>> Begin
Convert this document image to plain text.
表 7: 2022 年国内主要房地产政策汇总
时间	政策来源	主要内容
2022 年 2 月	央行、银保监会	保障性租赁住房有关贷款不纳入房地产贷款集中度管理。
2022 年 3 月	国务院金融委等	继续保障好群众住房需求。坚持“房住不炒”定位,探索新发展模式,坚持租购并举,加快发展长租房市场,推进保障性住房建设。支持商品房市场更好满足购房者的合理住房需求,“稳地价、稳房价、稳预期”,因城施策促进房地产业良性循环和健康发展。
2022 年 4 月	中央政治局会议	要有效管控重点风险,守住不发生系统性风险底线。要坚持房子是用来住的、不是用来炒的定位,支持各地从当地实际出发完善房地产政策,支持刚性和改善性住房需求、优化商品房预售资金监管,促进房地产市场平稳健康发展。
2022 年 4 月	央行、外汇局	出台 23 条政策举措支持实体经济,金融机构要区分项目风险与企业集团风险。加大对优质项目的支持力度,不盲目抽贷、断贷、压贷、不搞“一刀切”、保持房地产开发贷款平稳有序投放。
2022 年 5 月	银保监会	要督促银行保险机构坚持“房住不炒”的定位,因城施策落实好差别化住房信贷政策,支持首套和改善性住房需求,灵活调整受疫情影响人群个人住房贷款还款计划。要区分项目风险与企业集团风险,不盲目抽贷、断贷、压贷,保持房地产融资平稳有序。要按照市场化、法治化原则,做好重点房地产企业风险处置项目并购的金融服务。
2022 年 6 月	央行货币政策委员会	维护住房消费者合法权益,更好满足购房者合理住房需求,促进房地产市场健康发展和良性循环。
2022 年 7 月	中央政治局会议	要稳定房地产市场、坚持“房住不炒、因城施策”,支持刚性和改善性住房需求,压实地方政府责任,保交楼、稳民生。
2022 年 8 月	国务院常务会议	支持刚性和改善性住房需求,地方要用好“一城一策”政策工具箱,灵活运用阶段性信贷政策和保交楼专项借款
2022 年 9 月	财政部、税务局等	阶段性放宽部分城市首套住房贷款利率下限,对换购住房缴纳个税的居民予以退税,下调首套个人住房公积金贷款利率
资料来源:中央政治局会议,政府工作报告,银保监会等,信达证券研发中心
>> End
## WRITTEN PROBLEM:
Scan the entries above. Copy each line that has the string "中央政治局会议".

## RESPONSE:
2022 年 4 月	中央政治局会议	要有效管控重点风险,守住不发生系统性风险底线。要坚持房子是用来住的、不是用来炒的定位,支持各地从当地实际出发完善房地产政策,支持刚性和改善性住房需求、优化商品房预售资金监管,促进房地产市场平稳健康发展。
2022 年 7 月	中央政治局会议	要稳定房地产市场、坚持“房住不炒、因城施策”,支持刚性和改善性住房需求,压实地方政府责任,保交楼、稳民生。
资料来源:中央政治局会议,政府工作报告,银保监会等,信达证券研发中心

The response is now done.